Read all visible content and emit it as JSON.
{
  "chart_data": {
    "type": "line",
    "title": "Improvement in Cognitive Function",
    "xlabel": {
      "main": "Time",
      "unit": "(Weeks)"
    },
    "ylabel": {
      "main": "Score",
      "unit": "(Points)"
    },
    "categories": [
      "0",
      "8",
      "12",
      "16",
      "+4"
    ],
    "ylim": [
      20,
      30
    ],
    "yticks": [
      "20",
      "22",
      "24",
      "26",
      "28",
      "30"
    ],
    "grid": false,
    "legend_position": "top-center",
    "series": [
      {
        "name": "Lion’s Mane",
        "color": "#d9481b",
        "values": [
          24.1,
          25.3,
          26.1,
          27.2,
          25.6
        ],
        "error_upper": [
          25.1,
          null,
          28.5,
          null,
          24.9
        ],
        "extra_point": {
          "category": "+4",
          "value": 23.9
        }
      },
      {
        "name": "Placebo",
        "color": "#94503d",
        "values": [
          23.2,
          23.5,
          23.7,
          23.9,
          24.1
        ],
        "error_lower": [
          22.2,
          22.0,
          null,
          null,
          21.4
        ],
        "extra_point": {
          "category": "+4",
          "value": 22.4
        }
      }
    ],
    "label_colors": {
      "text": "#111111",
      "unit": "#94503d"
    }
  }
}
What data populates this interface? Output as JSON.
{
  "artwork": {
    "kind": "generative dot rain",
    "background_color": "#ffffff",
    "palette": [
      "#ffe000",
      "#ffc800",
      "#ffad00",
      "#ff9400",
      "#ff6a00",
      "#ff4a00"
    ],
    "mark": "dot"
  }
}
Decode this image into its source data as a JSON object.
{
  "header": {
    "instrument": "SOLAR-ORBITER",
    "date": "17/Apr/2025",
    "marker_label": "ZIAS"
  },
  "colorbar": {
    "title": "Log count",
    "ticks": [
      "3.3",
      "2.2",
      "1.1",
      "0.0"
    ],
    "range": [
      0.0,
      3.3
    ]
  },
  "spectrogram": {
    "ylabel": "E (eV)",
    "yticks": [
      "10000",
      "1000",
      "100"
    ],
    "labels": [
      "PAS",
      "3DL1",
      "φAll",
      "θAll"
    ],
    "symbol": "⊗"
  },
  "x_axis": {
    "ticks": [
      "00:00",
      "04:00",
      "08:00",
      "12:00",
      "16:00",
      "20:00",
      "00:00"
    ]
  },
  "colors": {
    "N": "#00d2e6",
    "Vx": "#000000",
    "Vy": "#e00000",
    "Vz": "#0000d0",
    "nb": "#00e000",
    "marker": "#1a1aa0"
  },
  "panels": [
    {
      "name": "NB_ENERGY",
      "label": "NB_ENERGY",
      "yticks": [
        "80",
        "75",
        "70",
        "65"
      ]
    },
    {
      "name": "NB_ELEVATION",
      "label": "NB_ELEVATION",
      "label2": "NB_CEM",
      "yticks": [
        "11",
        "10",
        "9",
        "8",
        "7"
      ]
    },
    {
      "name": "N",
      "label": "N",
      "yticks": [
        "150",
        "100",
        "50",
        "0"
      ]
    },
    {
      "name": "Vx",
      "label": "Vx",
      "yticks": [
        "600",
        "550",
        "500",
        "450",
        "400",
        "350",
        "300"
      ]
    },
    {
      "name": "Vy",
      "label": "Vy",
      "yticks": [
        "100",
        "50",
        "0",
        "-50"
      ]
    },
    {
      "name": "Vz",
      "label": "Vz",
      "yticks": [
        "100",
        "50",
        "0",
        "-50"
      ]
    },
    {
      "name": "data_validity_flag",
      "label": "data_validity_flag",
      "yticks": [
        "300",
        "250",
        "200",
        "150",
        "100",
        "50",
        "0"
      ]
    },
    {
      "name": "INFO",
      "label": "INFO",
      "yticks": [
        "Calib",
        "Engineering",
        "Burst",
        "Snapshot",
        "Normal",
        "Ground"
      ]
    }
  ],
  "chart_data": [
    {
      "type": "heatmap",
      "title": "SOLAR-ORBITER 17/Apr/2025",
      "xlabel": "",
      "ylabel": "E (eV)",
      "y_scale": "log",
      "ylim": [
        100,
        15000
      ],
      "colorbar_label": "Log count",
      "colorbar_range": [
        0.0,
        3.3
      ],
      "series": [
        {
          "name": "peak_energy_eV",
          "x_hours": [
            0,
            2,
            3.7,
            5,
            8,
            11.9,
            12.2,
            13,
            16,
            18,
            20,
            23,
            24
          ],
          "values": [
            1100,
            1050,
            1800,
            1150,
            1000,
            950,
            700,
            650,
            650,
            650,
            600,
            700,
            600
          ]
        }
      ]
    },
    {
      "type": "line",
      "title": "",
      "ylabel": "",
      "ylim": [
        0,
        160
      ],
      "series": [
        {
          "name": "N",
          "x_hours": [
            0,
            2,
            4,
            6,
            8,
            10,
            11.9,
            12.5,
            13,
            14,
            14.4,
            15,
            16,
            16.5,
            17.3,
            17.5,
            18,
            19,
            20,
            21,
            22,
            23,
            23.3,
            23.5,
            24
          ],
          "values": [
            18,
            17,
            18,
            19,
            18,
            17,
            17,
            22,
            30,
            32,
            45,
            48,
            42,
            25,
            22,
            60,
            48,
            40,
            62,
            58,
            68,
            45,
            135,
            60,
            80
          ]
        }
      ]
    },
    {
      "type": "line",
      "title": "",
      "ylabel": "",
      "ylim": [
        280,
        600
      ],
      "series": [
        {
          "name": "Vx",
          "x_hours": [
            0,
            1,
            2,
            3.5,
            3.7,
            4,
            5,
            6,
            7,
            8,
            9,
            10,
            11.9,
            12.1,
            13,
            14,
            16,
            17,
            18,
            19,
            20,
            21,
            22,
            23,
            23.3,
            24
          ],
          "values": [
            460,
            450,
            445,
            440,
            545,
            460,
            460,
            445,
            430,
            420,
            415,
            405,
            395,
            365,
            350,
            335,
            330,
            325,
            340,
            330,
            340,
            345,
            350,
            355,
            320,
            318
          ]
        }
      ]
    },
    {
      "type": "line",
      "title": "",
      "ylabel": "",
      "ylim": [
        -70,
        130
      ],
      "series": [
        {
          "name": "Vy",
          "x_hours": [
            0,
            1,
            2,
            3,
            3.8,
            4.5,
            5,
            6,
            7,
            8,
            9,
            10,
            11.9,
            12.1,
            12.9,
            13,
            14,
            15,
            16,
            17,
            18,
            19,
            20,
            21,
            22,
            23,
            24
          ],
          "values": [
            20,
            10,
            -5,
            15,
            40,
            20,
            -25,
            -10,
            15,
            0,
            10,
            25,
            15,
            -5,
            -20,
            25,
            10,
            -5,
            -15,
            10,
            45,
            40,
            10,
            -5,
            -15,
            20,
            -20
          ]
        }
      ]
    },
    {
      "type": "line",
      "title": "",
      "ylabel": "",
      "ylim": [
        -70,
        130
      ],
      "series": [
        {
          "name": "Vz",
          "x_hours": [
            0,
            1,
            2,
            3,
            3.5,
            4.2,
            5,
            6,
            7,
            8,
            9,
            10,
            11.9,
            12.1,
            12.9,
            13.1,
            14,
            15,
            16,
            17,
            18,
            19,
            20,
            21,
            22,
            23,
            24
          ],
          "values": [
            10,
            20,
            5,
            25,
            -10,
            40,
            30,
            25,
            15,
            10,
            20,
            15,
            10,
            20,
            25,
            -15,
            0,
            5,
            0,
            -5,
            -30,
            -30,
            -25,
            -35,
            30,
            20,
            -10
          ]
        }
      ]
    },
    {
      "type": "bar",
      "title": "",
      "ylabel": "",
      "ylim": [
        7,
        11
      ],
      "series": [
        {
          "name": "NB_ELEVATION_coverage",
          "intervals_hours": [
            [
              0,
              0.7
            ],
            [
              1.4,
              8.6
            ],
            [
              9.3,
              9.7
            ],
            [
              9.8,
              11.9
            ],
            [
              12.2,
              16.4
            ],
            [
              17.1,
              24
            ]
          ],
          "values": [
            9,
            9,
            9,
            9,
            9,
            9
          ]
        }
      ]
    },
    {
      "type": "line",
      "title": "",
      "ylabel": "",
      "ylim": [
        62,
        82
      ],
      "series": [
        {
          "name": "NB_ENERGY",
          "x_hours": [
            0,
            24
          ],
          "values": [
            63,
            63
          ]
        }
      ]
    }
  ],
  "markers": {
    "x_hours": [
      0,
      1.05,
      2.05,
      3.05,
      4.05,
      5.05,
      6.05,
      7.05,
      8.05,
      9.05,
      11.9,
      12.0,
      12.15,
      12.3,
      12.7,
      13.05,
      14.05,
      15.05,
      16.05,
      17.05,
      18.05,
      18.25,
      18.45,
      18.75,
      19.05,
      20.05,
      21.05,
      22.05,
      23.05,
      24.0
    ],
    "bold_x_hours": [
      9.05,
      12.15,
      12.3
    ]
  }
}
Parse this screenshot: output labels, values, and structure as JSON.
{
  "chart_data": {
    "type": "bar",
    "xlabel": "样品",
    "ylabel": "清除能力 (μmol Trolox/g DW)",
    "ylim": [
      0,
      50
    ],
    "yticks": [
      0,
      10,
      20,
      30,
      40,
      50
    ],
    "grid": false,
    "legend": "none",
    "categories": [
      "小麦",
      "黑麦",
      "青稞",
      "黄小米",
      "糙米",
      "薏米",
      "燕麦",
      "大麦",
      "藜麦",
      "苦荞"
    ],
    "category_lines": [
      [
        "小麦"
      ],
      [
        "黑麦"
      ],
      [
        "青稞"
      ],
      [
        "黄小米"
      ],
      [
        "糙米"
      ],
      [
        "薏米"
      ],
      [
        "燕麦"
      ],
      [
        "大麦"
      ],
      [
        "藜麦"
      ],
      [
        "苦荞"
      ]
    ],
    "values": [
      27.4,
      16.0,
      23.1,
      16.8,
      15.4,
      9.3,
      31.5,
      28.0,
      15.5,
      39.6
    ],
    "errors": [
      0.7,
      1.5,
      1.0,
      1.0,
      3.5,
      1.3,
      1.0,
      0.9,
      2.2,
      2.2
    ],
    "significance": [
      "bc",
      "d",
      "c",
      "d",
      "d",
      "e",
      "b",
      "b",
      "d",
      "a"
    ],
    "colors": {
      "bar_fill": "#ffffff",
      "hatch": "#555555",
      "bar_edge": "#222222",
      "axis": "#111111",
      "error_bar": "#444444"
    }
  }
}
:::
Of the lines above, how many contain the string "ffffff"? Only the number is required.

2